>> begin DATA LISTING
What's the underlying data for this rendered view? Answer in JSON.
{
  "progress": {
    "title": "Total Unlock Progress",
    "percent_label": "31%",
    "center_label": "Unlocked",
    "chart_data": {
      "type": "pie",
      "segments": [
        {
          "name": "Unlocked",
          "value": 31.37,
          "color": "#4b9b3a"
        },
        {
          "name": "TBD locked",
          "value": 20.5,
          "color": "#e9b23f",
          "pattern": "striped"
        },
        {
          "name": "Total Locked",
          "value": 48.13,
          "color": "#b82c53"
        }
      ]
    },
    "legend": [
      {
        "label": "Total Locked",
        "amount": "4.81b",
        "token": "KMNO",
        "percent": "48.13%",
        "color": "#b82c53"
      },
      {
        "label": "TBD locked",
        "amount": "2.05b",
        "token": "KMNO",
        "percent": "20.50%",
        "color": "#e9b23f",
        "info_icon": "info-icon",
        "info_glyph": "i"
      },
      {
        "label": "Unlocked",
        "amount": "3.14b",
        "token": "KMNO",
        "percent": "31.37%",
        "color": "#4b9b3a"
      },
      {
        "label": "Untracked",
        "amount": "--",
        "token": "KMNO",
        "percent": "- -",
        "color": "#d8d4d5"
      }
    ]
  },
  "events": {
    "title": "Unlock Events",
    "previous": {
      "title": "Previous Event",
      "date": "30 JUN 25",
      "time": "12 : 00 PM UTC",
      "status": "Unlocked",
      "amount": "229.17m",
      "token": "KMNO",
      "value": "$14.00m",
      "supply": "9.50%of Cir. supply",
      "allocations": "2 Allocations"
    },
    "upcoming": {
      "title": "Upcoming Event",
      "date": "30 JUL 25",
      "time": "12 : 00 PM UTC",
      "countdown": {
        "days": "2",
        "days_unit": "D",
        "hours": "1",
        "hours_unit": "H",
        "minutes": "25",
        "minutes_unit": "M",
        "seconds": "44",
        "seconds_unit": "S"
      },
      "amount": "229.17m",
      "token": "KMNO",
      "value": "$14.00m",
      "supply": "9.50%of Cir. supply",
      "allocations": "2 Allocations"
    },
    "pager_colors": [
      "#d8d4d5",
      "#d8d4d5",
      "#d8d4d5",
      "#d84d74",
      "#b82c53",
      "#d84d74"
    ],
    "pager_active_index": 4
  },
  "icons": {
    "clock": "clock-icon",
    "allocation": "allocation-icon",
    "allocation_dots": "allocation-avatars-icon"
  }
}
>> end DATA LISTING
▶ _WHAT YOU HAVE TO DO_
Identify the lines that contain the string "name", and copy every one of them.

▶ _WORKED ANSWER_
          "name": "Unlocked",
          "name": "TBD locked",
          "name": "Total Locked",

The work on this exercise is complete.